◆ **Dataset entries**

________________

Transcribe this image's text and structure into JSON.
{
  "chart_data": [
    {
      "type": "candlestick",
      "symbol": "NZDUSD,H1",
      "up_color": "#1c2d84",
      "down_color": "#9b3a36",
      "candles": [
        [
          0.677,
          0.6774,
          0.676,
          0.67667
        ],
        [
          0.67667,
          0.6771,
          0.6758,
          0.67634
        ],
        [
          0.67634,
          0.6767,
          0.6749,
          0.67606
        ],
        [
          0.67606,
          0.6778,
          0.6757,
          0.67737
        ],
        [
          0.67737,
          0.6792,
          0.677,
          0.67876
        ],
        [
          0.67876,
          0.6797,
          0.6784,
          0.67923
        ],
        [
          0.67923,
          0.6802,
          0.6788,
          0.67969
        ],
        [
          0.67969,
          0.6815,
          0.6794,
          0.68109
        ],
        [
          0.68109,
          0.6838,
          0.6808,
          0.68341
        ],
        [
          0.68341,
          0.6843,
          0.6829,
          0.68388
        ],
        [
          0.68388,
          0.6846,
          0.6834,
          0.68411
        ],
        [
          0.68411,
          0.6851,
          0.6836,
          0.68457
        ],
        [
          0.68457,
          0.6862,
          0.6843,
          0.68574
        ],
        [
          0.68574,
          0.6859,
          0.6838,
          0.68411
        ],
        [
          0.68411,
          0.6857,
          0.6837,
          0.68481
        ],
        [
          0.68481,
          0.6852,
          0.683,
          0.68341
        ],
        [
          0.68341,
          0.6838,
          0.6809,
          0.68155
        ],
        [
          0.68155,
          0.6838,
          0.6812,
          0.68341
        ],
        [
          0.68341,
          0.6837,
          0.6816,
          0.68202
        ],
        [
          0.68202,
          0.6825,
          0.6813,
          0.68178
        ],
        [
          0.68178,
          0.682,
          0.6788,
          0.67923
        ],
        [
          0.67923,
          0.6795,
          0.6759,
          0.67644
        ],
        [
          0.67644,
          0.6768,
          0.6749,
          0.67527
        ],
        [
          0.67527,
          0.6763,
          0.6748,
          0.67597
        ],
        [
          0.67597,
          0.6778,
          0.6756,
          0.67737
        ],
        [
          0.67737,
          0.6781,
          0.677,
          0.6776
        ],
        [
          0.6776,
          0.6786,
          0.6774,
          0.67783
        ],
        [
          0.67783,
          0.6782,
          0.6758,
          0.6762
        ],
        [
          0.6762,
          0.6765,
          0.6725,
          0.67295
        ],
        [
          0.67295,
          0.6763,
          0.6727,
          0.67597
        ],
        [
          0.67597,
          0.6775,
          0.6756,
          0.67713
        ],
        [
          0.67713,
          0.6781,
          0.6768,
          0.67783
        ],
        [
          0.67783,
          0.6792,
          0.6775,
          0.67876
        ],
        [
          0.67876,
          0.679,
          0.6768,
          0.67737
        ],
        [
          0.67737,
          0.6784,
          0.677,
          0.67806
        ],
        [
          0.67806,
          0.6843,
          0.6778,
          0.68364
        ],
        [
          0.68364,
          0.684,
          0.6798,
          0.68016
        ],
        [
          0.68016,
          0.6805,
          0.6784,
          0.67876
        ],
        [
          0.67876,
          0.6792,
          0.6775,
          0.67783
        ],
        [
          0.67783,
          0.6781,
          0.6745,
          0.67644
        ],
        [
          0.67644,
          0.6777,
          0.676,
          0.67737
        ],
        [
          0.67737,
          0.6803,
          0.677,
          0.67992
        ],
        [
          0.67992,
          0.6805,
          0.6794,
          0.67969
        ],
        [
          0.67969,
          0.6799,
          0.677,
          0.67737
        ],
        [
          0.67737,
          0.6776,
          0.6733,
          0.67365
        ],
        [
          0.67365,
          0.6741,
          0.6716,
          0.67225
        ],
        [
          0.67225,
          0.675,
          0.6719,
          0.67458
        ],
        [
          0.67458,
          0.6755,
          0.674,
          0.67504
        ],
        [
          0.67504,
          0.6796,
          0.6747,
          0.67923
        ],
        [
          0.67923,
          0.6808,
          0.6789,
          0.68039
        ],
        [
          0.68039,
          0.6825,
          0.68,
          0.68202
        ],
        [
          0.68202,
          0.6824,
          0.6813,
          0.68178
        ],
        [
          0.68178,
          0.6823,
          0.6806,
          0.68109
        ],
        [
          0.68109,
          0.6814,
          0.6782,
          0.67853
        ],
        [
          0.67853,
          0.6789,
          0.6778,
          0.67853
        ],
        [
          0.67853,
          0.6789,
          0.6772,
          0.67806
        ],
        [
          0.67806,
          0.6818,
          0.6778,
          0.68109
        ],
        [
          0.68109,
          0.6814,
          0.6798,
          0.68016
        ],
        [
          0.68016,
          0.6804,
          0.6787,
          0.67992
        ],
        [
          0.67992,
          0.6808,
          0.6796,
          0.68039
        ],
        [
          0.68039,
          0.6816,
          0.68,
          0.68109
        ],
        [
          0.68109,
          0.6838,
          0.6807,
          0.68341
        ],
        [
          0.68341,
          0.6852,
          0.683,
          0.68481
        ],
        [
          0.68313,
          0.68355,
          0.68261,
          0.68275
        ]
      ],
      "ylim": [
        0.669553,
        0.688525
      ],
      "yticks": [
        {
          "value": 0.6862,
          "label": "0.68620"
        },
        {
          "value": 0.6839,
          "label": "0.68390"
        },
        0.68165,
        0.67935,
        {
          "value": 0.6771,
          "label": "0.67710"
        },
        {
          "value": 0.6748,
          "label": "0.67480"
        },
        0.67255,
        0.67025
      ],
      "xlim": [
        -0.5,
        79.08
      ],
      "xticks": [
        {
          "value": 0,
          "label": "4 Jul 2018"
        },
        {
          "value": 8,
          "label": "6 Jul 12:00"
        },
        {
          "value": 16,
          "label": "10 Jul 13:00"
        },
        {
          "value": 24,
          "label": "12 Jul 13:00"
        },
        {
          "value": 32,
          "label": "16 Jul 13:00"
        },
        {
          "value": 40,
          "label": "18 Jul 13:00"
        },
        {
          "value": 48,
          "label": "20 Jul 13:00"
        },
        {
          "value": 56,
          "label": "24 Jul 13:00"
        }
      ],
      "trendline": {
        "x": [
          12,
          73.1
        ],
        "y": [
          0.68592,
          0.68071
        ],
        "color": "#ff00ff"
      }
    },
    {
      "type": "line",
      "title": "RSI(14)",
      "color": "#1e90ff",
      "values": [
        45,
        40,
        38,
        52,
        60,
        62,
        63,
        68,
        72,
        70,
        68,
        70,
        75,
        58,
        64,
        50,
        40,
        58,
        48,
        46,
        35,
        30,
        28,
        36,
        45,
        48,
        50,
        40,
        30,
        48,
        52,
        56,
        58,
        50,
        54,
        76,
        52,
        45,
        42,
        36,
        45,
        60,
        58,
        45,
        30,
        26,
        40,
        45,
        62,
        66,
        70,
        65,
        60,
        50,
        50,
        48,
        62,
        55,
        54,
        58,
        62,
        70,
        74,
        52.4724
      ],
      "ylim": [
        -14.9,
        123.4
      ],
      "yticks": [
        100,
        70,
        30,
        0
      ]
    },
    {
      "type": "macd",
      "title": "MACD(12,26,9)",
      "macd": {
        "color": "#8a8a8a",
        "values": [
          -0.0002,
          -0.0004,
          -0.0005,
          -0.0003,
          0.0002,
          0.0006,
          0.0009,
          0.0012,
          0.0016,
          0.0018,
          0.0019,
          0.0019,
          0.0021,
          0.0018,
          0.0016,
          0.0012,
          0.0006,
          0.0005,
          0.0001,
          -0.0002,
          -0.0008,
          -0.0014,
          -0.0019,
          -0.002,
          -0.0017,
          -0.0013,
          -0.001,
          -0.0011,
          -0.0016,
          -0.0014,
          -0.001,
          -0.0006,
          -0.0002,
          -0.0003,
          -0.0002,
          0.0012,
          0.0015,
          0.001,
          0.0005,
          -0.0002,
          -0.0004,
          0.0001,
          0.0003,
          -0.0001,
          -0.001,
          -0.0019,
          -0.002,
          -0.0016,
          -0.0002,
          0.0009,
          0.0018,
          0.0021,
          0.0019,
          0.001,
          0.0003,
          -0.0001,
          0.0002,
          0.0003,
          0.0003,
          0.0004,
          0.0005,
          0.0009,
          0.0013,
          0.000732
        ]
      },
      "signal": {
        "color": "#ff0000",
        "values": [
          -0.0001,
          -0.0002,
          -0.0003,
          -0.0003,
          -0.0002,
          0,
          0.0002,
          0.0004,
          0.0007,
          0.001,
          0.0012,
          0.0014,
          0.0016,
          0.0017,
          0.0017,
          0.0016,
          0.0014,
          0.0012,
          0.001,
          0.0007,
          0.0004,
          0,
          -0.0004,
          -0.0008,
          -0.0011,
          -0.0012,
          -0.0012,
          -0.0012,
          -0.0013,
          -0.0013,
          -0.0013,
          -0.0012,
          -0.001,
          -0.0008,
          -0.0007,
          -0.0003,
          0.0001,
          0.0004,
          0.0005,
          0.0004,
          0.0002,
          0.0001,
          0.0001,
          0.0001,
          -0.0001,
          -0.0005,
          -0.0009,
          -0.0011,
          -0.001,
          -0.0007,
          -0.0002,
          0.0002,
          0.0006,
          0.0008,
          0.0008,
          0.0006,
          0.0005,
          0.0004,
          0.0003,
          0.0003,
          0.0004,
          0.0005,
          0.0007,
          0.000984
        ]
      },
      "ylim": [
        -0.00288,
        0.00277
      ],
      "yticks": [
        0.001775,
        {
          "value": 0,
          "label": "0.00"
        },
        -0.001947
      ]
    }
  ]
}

________________

◆ **Exercise instructions**
Only the count is wanted: report how many lines of the material above hold the word "type".

◆ **Response to the task**
3